- [Task goal]
Return the data below exactly as given, except for the images.

- [Extracted records]
┌──
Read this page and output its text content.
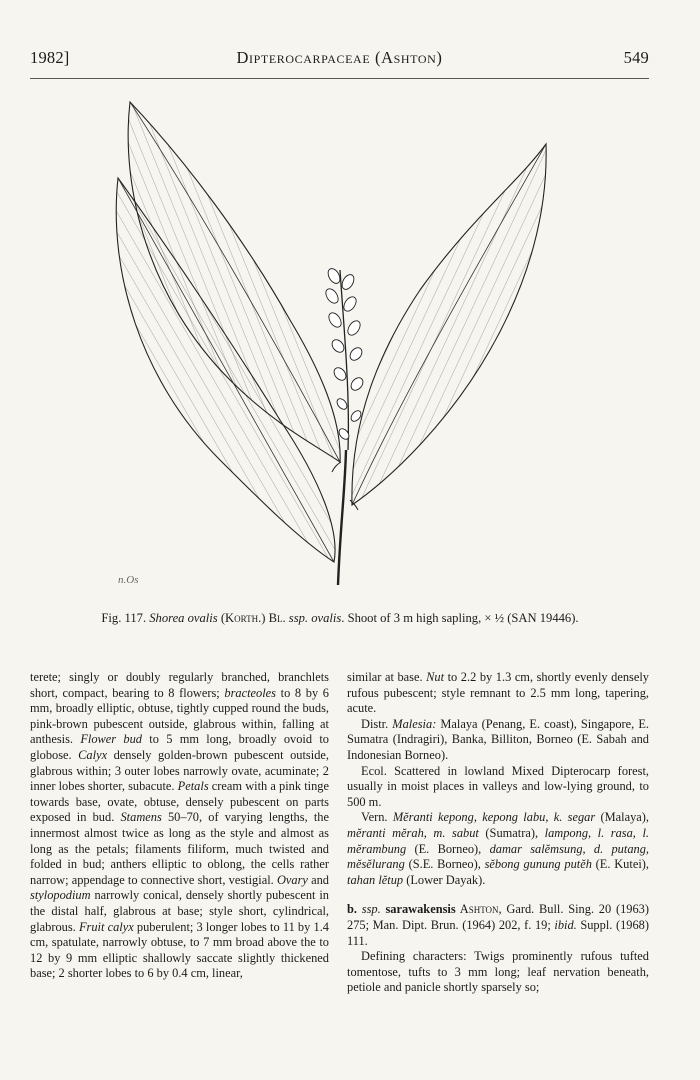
1982]	Dipterocarpaceae (Ashton)	549
n.Os
Fig. 117. Shorea ovalis (Korth.) Bl. ssp. ovalis. Shoot of 3 m high sapling, × ½ (SAN 19446).

terete; singly or doubly regularly branched, branchlets short, compact, bearing to 8 flowers; bracteoles to 8 by 6 mm, broadly elliptic, obtuse, tightly cupped round the buds, pink-brown pubescent outside, glabrous within, falling at anthesis. Flower bud to 5 mm long, broadly ovoid to globose. Calyx densely golden-brown pubescent outside, glabrous within; 3 outer lobes narrowly ovate, acuminate; 2 inner lobes shorter, subacute. Petals cream with a pink tinge towards base, ovate, obtuse, densely pubescent on parts exposed in bud. Stamens 50–70, of varying lengths, the innermost almost twice as long as the style and almost as long as the petals; filaments filiform, much twisted and folded in bud; anthers elliptic to oblong, the cells rather narrow; appendage to connective short, vestigial. Ovary and stylopodium narrowly conical, densely shortly pubescent in the distal half, glabrous at base; style short, cylindrical, glabrous. Fruit calyx puberulent; 3 longer lobes to 11 by 1.4 cm, spatulate, narrowly obtuse, to 7 mm broad above the to 12 by 9 mm elliptic shallowly saccate slightly thickened base; 2 shorter lobes to 6 by 0.4 cm, linear,

similar at base. Nut to 2.2 by 1.3 cm, shortly evenly densely rufous pubescent; style remnant to 2.5 mm long, tapering, acute.

Distr. Malesia: Malaya (Penang, E. coast), Singapore, E. Sumatra (Indragiri), Banka, Billiton, Borneo (E. Sabah and Indonesian Borneo).

Ecol. Scattered in lowland Mixed Dipterocarp forest, usually in moist places in valleys and low-lying ground, to 500 m.

Vern. Mĕranti kepong, kepong labu, k. segar (Malaya), mĕranti mĕrah, m. sabut (Sumatra), lampong, l. rasa, l. mĕrambung (E. Borneo), damar salĕmsung, d. putang, mĕsĕlurang (S.E. Borneo), sĕbong gunung putĕh (E. Kutei), tahan lĕtup (Lower Dayak).

b. ssp. sarawakensis Ashton, Gard. Bull. Sing. 20 (1963) 275; Man. Dipt. Brun. (1964) 202, f. 19; ibid. Suppl. (1968) 111.

Defining characters: Twigs prominently rufous tufted tomentose, tufts to 3 mm long; leaf nervation beneath, petiole and panicle shortly sparsely so;
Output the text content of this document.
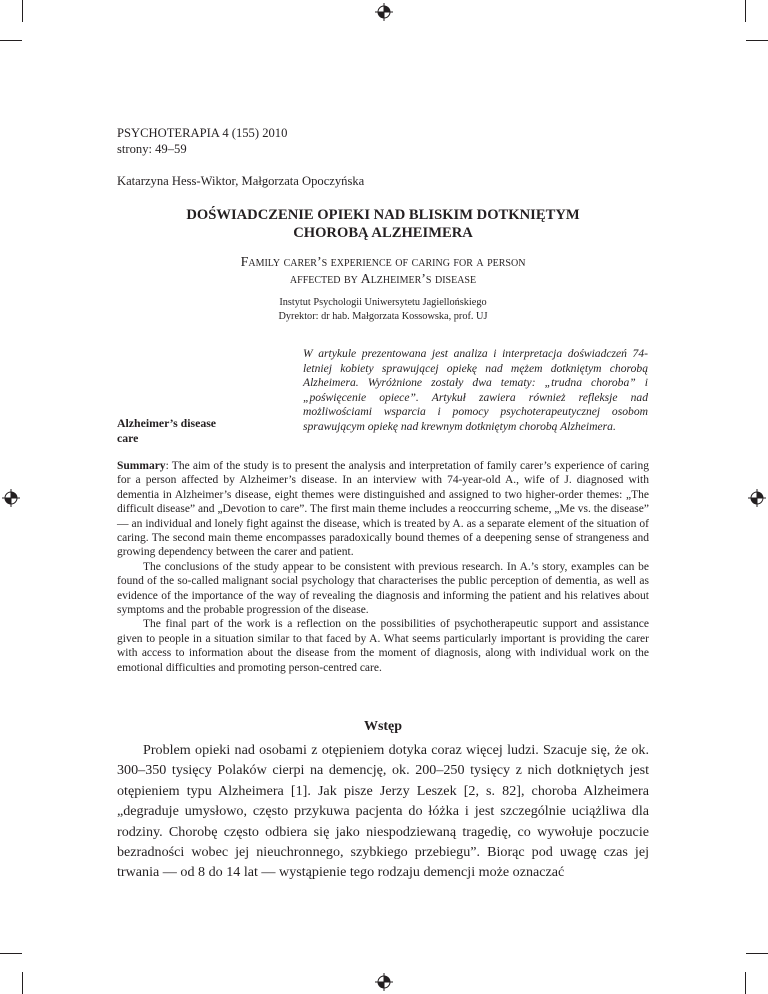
PSYCHOTERAPIA 4 (155) 2010
strony: 49–59
Katarzyna Hess-Wiktor, Małgorzata Opoczyńska
DOŚWIADCZENIE OPIEKI NAD BLISKIM DOTKNIĘTYM
CHOROBĄ ALZHEIMERA
Family carer’s experience of caring for a person
affected by Alzheimer’s disease
Instytut Psychologii Uniwersytetu Jagiellońskiego
Dyrektor: dr hab. Małgorzata Kossowska, prof. UJ
Alzheimer’s disease
care
W artykule prezentowana jest analiza i interpretacja doświadczeń 74-letniej kobiety sprawującej opiekę nad mężem dotkniętym chorobą Alzheimera. Wyróżnione zostały dwa tematy: „trudna choroba” i „poświęcenie opiece”. Artykuł zawiera również refleksje nad możliwościami wsparcia i pomocy psychoterapeutycznej osobom sprawującym opiekę nad krewnym dotkniętym chorobą Alzheimera.

Summary: The aim of the study is to present the analysis and interpretation of family carer’s experience of caring for a person affected by Alzheimer’s disease. In an interview with 74-year-old A., wife of J. diagnosed with dementia in Alzheimer’s disease, eight themes were distinguished and assigned to two higher-order themes: „The difficult disease” and „Devotion to care”. The first main theme includes a reoccurring scheme, „Me vs. the disease” — an individual and lonely fight against the disease, which is treated by A. as a separate element of the situation of caring. The second main theme encompasses paradoxically bound themes of a deepening sense of strangeness and growing dependency between the carer and patient.

The conclusions of the study appear to be consistent with previous research. In A.’s story, examples can be found of the so-called malignant social psychology that characterises the public perception of dementia, as well as evidence of the importance of the way of revealing the diagnosis and informing the patient and his relatives about symptoms and the probable progression of the disease.

The final part of the work is a reflection on the possibilities of psychotherapeutic support and assistance given to people in a situation similar to that faced by A. What seems particularly important is providing the carer with access to information about the disease from the moment of diagnosis, along with individual work on the emotional difficulties and promoting person-centred care.

Wstęp

Problem opieki nad osobami z otępieniem dotyka coraz więcej ludzi. Szacuje się, że ok. 300–350 tysięcy Polaków cierpi na demencję, ok. 200–250 tysięcy z nich dotkniętych jest otępieniem typu Alzheimera [1]. Jak pisze Jerzy Leszek [2, s. 82], choroba Alzheimera „degraduje umysłowo, często przykuwa pacjenta do łóżka i jest szczególnie uciążliwa dla rodziny. Chorobę często odbiera się jako niespodziewaną tragedię, co wywołuje poczucie bezradności wobec jej nieuchronnego, szybkiego przebiegu”. Biorąc pod uwagę czas jej trwania — od 8 do 14 lat — wystąpienie tego rodzaju demencji może oznaczać
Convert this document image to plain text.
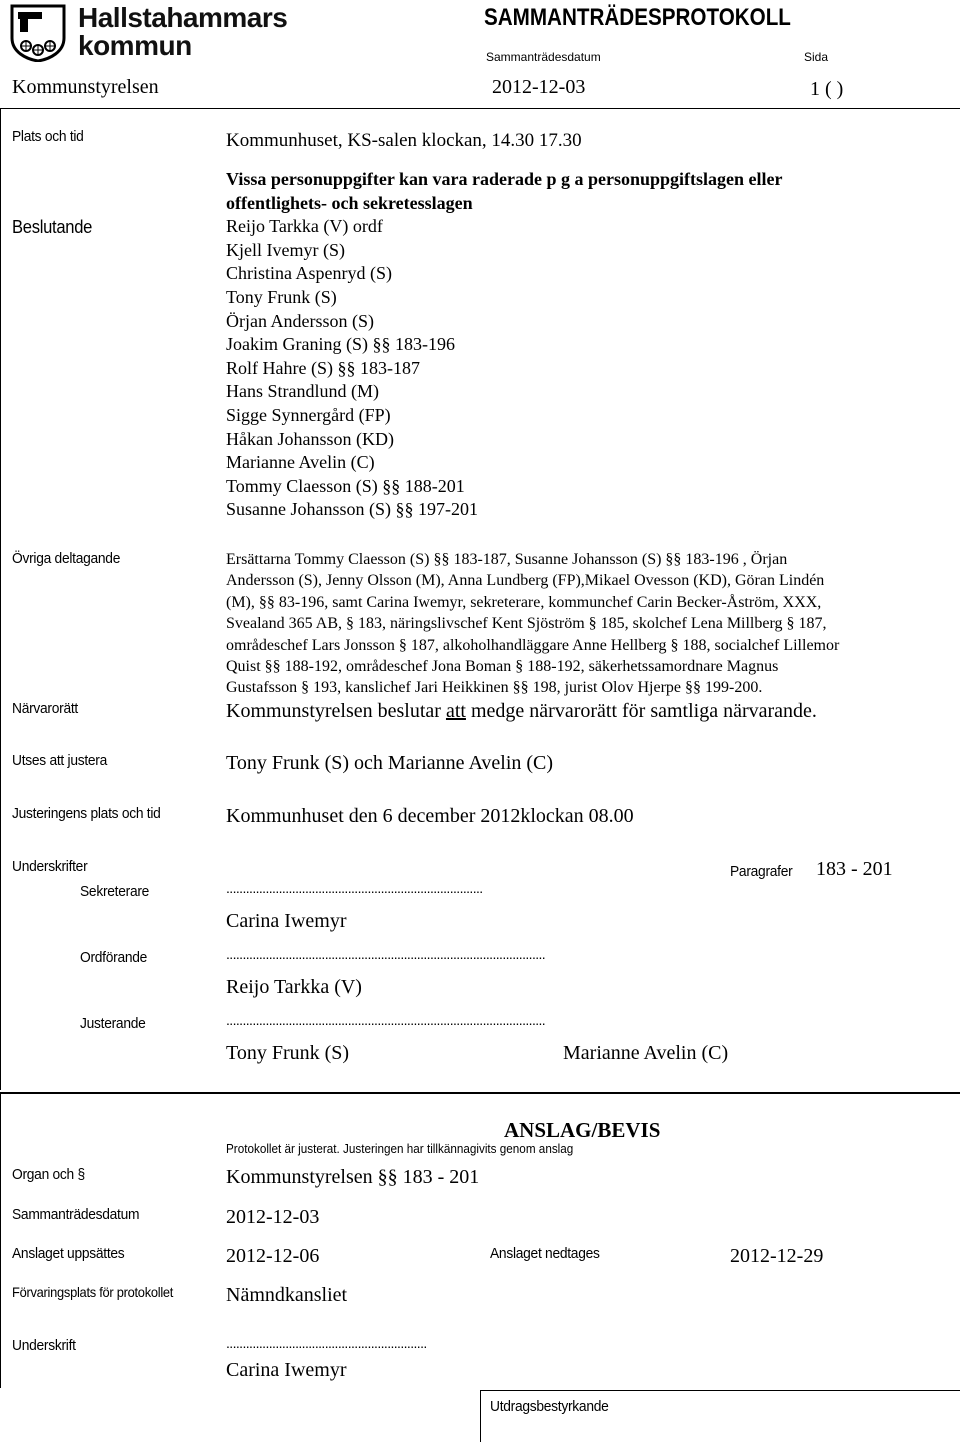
Hallstahammars
kommun
SAMMANTRÄDESPROTOKOLL
Sammanträdesdatum	Sida
Kommunstyrelsen	2012-12-03	1 ( )
Plats och tid	Kommunhuset, KS-salen klockan, 14.30 17.30
Beslutande
Vissa personuppgifter kan vara raderade p g a personuppgiftslagen eller
offentlighets- och sekretesslagen
Reijo Tarkka (V) ordf
Kjell Ivemyr (S)
Christina Aspenryd (S)
Tony Frunk (S)
Örjan Andersson (S)
Joakim Graning (S) §§ 183-196
Rolf Hahre (S) §§ 183-187
Hans Strandlund (M)
Sigge Synnergård (FP)
Håkan Johansson (KD)
Marianne Avelin (C)
Tommy Claesson (S) §§ 188-201
Susanne Johansson (S) §§ 197-201
Övriga deltagande	Ersättarna Tommy Claesson (S) §§ 183-187, Susanne Johansson (S) §§ 183-196 , Örjan
Andersson (S), Jenny Olsson (M), Anna Lundberg (FP),Mikael Ovesson (KD), Göran Lindén
(M), §§ 83-196, samt Carina Iwemyr, sekreterare, kommunchef Carin Becker-Åström, XXX,
Svealand 365 AB, § 183, näringslivschef Kent Sjöström § 185, skolchef Lena Millberg § 187,
områdeschef Lars Jonsson § 187, alkoholhandläggare Anne Hellberg § 188, socialchef Lillemor
Quist §§ 188-192, områdeschef Jona Boman § 188-192, säkerhetssamordnare Magnus
Gustafsson § 193, kanslichef Jari Heikkinen §§ 198, jurist Olov Hjerpe §§ 199-200.
Närvarorätt	Kommunstyrelsen beslutar att medge närvarorätt för samtliga närvarande.
Utses att justera	Tony Frunk (S) och Marianne Avelin (C)
Justeringens plats och tid	Kommunhuset den 6 december 2012klockan 08.00
Underskrifter	Paragrafer 183 - 201
Sekreterare	..............................................................................
Carina Iwemyr
Ordförande	.................................................................................................
Reijo Tarkka (V)
Justerande	.................................................................................................
Tony Frunk (S)	Marianne Avelin (C)
ANSLAG/BEVIS
Protokollet är justerat. Justeringen har tillkännagivits genom anslag
Organ och §	Kommunstyrelsen §§ 183 - 201
Sammanträdesdatum	2012-12-03
Anslaget uppsättes	2012-12-06	Anslaget nedtages	2012-12-29
Förvaringsplats för protokollet	Nämndkansliet
Underskrift	.............................................................
Carina Iwemyr
Utdragsbestyrkande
└──
- [The answer]
Read this page and output its text content.
1982]	Dipterocarpaceae (Ashton)	549
n.Os
Fig. 117. Shorea ovalis (Korth.) Bl. ssp. ovalis. Shoot of 3 m high sapling, × ½ (SAN 19446).

terete; singly or doubly regularly branched, branchlets short, compact, bearing to 8 flowers; bracteoles to 8 by 6 mm, broadly elliptic, obtuse, tightly cupped round the buds, pink-brown pubescent outside, glabrous within, falling at anthesis. Flower bud to 5 mm long, broadly ovoid to globose. Calyx densely golden-brown pubescent outside, glabrous within; 3 outer lobes narrowly ovate, acuminate; 2 inner lobes shorter, subacute. Petals cream with a pink tinge towards base, ovate, obtuse, densely pubescent on parts exposed in bud. Stamens 50–70, of varying lengths, the innermost almost twice as long as the style and almost as long as the petals; filaments filiform, much twisted and folded in bud; anthers elliptic to oblong, the cells rather narrow; appendage to connective short, vestigial. Ovary and stylopodium narrowly conical, densely shortly pubescent in the distal half, glabrous at base; style short, cylindrical, glabrous. Fruit calyx puberulent; 3 longer lobes to 11 by 1.4 cm, spatulate, narrowly obtuse, to 7 mm broad above the to 12 by 9 mm elliptic shallowly saccate slightly thickened base; 2 shorter lobes to 6 by 0.4 cm, linear,

similar at base. Nut to 2.2 by 1.3 cm, shortly evenly densely rufous pubescent; style remnant to 2.5 mm long, tapering, acute.

Distr. Malesia: Malaya (Penang, E. coast), Singapore, E. Sumatra (Indragiri), Banka, Billiton, Borneo (E. Sabah and Indonesian Borneo).

Ecol. Scattered in lowland Mixed Dipterocarp forest, usually in moist places in valleys and low-lying ground, to 500 m.

Vern. Mĕranti kepong, kepong labu, k. segar (Malaya), mĕranti mĕrah, m. sabut (Sumatra), lampong, l. rasa, l. mĕrambung (E. Borneo), damar salĕmsung, d. putang, mĕsĕlurang (S.E. Borneo), sĕbong gunung putĕh (E. Kutei), tahan lĕtup (Lower Dayak).

b. ssp. sarawakensis Ashton, Gard. Bull. Sing. 20 (1963) 275; Man. Dipt. Brun. (1964) 202, f. 19; ibid. Suppl. (1968) 111.

Defining characters: Twigs prominently rufous tufted tomentose, tufts to 3 mm long; leaf nervation beneath, petiole and panicle shortly sparsely so;
Output the text content of this document.
PSYCHOTERAPIA 4 (155) 2010
strony: 49–59
Katarzyna Hess-Wiktor, Małgorzata Opoczyńska
DOŚWIADCZENIE OPIEKI NAD BLISKIM DOTKNIĘTYM
CHOROBĄ ALZHEIMERA
Family carer’s experience of caring for a person
affected by Alzheimer’s disease
Instytut Psychologii Uniwersytetu Jagiellońskiego
Dyrektor: dr hab. Małgorzata Kossowska, prof. UJ
Alzheimer’s disease
care
W artykule prezentowana jest analiza i interpretacja doświadczeń 74-letniej kobiety sprawującej opiekę nad mężem dotkniętym chorobą Alzheimera. Wyróżnione zostały dwa tematy: „trudna choroba” i „poświęcenie opiece”. Artykuł zawiera również refleksje nad możliwościami wsparcia i pomocy psychoterapeutycznej osobom sprawującym opiekę nad krewnym dotkniętym chorobą Alzheimera.

Summary: The aim of the study is to present the analysis and interpretation of family carer’s experience of caring for a person affected by Alzheimer’s disease. In an interview with 74-year-old A., wife of J. diagnosed with dementia in Alzheimer’s disease, eight themes were distinguished and assigned to two higher-order themes: „The difficult disease” and „Devotion to care”. The first main theme includes a reoccurring scheme, „Me vs. the disease” — an individual and lonely fight against the disease, which is treated by A. as a separate element of the situation of caring. The second main theme encompasses paradoxically bound themes of a deepening sense of strangeness and growing dependency between the carer and patient.

The conclusions of the study appear to be consistent with previous research. In A.’s story, examples can be found of the so-called malignant social psychology that characterises the public perception of dementia, as well as evidence of the importance of the way of revealing the diagnosis and informing the patient and his relatives about symptoms and the probable progression of the disease.

The final part of the work is a reflection on the possibilities of psychotherapeutic support and assistance given to people in a situation similar to that faced by A. What seems particularly important is providing the carer with access to information about the disease from the moment of diagnosis, along with individual work on the emotional difficulties and promoting person-centred care.

Wstęp

Problem opieki nad osobami z otępieniem dotyka coraz więcej ludzi. Szacuje się, że ok. 300–350 tysięcy Polaków cierpi na demencję, ok. 200–250 tysięcy z nich dotkniętych jest otępieniem typu Alzheimera [1]. Jak pisze Jerzy Leszek [2, s. 82], choroba Alzheimera „degraduje umysłowo, często przykuwa pacjenta do łóżka i jest szczególnie uciążliwa dla rodziny. Chorobę często odbiera się jako niespodziewaną tragedię, co wywołuje poczucie bezradności wobec jej nieuchronnego, szybkiego przebiegu”. Biorąc pod uwagę czas jej trwania — od 8 do 14 lat — wystąpienie tego rodzaju demencji może oznaczać
Convert this document image to plain text.
Hallstahammars
kommun
SAMMANTRÄDESPROTOKOLL
Sammanträdesdatum	Sida
Kommunstyrelsen	2012-12-03	1 ( )
Plats och tid	Kommunhuset, KS-salen klockan, 14.30 17.30
Beslutande
Vissa personuppgifter kan vara raderade p g a personuppgiftslagen eller
offentlighets- och sekretesslagen
Reijo Tarkka (V) ordf
Kjell Ivemyr (S)
Christina Aspenryd (S)
Tony Frunk (S)
Örjan Andersson (S)
Joakim Graning (S) §§ 183-196
Rolf Hahre (S) §§ 183-187
Hans Strandlund (M)
Sigge Synnergård (FP)
Håkan Johansson (KD)
Marianne Avelin (C)
Tommy Claesson (S) §§ 188-201
Susanne Johansson (S) §§ 197-201
Övriga deltagande	Ersättarna Tommy Claesson (S) §§ 183-187, Susanne Johansson (S) §§ 183-196 , Örjan
Andersson (S), Jenny Olsson (M), Anna Lundberg (FP),Mikael Ovesson (KD), Göran Lindén
(M), §§ 83-196, samt Carina Iwemyr, sekreterare, kommunchef Carin Becker-Åström, XXX,
Svealand 365 AB, § 183, näringslivschef Kent Sjöström § 185, skolchef Lena Millberg § 187,
områdeschef Lars Jonsson § 187, alkoholhandläggare Anne Hellberg § 188, socialchef Lillemor
Quist §§ 188-192, områdeschef Jona Boman § 188-192, säkerhetssamordnare Magnus
Gustafsson § 193, kanslichef Jari Heikkinen §§ 198, jurist Olov Hjerpe §§ 199-200.
Närvarorätt	Kommunstyrelsen beslutar att medge närvarorätt för samtliga närvarande.
Utses att justera	Tony Frunk (S) och Marianne Avelin (C)
Justeringens plats och tid	Kommunhuset den 6 december 2012klockan 08.00
Underskrifter	Paragrafer 183 - 201
Sekreterare	..............................................................................
Carina Iwemyr
Ordförande	.................................................................................................
Reijo Tarkka (V)
Justerande	.................................................................................................
Tony Frunk (S)	Marianne Avelin (C)
ANSLAG/BEVIS
Protokollet är justerat. Justeringen har tillkännagivits genom anslag
Organ och §	Kommunstyrelsen §§ 183 - 201
Sammanträdesdatum	2012-12-03
Anslaget uppsättes	2012-12-06	Anslaget nedtages	2012-12-29
Förvaringsplats för protokollet	Nämndkansliet
Underskrift	.............................................................
Carina Iwemyr
Utdragsbestyrkande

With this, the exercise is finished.